GOAL - Output every line of the data exactly as it appears.

RECORDED INFORMATION -

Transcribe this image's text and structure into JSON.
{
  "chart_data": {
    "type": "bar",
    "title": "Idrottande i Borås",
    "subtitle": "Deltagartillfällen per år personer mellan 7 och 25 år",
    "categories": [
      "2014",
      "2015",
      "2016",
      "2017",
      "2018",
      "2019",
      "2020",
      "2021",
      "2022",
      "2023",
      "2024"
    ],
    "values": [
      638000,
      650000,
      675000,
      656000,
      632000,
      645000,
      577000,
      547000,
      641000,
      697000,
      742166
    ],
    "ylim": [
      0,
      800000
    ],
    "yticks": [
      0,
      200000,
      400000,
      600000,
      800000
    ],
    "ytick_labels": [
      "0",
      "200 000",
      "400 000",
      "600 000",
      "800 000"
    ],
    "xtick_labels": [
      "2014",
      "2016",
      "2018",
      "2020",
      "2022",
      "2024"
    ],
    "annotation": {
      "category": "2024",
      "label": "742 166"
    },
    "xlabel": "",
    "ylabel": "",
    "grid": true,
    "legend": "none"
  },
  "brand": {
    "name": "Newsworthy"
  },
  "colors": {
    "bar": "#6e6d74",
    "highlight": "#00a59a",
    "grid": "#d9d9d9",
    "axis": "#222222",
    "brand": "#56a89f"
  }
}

RESPONSE TO THE EXERCISE -
Transcribe this image's text and structure into JSON.
{
  "chart_data": {
    "type": "bar",
    "title": "Idrottande i Borås",
    "subtitle": "Deltagartillfällen per år personer mellan 7 och 25 år",
    "categories": [
      "2014",
      "2015",
      "2016",
      "2017",
      "2018",
      "2019",
      "2020",
      "2021",
      "2022",
      "2023",
      "2024"
    ],
    "values": [
      638000,
      650000,
      675000,
      656000,
      632000,
      645000,
      577000,
      547000,
      641000,
      697000,
      742166
    ],
    "ylim": [
      0,
      800000
    ],
    "yticks": [
      0,
      200000,
      400000,
      600000,
      800000
    ],
    "ytick_labels": [
      "0",
      "200 000",
      "400 000",
      "600 000",
      "800 000"
    ],
    "xtick_labels": [
      "2014",
      "2016",
      "2018",
      "2020",
      "2022",
      "2024"
    ],
    "annotation": {
      "category": "2024",
      "label": "742 166"
    },
    "xlabel": "",
    "ylabel": "",
    "grid": true,
    "legend": "none"
  },
  "brand": {
    "name": "Newsworthy"
  },
  "colors": {
    "bar": "#6e6d74",
    "highlight": "#00a59a",
    "grid": "#d9d9d9",
    "axis": "#222222",
    "brand": "#56a89f"
  }
}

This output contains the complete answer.